Given request ▸
Reproduce every line of the following material verbatim, keeping the original order and characters.

Records supplied ▸
-- Begin --
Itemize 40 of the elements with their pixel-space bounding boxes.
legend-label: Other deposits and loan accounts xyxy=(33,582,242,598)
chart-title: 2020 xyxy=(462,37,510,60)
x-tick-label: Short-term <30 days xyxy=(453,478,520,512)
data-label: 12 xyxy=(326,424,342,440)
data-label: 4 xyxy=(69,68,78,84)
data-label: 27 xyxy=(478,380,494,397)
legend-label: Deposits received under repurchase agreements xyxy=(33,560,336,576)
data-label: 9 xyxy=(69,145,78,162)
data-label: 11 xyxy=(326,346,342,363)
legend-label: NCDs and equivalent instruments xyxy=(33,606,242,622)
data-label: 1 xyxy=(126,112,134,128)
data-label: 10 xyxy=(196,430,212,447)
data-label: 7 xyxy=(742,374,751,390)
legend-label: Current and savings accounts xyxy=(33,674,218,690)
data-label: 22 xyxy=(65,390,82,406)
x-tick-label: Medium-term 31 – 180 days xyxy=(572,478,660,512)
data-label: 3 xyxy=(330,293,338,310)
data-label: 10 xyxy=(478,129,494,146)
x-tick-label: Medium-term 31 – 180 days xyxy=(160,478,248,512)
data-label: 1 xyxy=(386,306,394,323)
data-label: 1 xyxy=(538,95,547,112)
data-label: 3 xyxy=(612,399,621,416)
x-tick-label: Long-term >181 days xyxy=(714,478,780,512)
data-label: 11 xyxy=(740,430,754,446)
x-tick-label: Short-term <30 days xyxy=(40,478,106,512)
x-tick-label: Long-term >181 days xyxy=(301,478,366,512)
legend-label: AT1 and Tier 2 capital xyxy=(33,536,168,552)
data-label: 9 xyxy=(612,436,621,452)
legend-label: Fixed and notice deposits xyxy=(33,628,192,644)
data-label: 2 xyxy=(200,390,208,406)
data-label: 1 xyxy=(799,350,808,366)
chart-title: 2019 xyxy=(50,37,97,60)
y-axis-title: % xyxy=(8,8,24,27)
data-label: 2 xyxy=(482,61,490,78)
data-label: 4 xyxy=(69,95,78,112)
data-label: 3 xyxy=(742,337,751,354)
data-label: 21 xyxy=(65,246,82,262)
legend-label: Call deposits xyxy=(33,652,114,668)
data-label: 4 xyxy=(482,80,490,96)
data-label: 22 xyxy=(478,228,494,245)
-- End --
Written response ▸
Itemize 40 of the elements with their pixel-space bounding boxes.
legend-label: Other deposits and loan accounts xyxy=(33,582,242,598)
chart-title: 2020 xyxy=(462,37,510,60)
x-tick-label: Short-term <30 days xyxy=(453,478,520,512)
data-label: 12 xyxy=(326,424,342,440)
data-label: 4 xyxy=(69,68,78,84)
data-label: 27 xyxy=(478,380,494,397)
legend-label: Deposits received under repurchase agreements xyxy=(33,560,336,576)
data-label: 9 xyxy=(69,145,78,162)
data-label: 11 xyxy=(326,346,342,363)
legend-label: NCDs and equivalent instruments xyxy=(33,606,242,622)
data-label: 1 xyxy=(126,112,134,128)
data-label: 10 xyxy=(196,430,212,447)
data-label: 7 xyxy=(742,374,751,390)
legend-label: Current and savings accounts xyxy=(33,674,218,690)
data-label: 22 xyxy=(65,390,82,406)
x-tick-label: Medium-term 31 – 180 days xyxy=(572,478,660,512)
data-label: 3 xyxy=(330,293,338,310)
data-label: 10 xyxy=(478,129,494,146)
x-tick-label: Medium-term 31 – 180 days xyxy=(160,478,248,512)
data-label: 1 xyxy=(386,306,394,323)
data-label: 1 xyxy=(538,95,547,112)
data-label: 3 xyxy=(612,399,621,416)
x-tick-label: Long-term >181 days xyxy=(714,478,780,512)
data-label: 11 xyxy=(740,430,754,446)
x-tick-label: Short-term <30 days xyxy=(40,478,106,512)
x-tick-label: Long-term >181 days xyxy=(301,478,366,512)
legend-label: AT1 and Tier 2 capital xyxy=(33,536,168,552)
data-label: 9 xyxy=(612,436,621,452)
legend-label: Fixed and notice deposits xyxy=(33,628,192,644)
data-label: 2 xyxy=(200,390,208,406)
data-label: 1 xyxy=(799,350,808,366)
chart-title: 2019 xyxy=(50,37,97,60)
y-axis-title: % xyxy=(8,8,24,27)
data-label: 2 xyxy=(482,61,490,78)
data-label: 4 xyxy=(69,95,78,112)
data-label: 3 xyxy=(742,337,751,354)
data-label: 21 xyxy=(65,246,82,262)
legend-label: Call deposits xyxy=(33,652,114,668)
data-label: 4 xyxy=(482,80,490,96)
data-label: 22 xyxy=(478,228,494,245)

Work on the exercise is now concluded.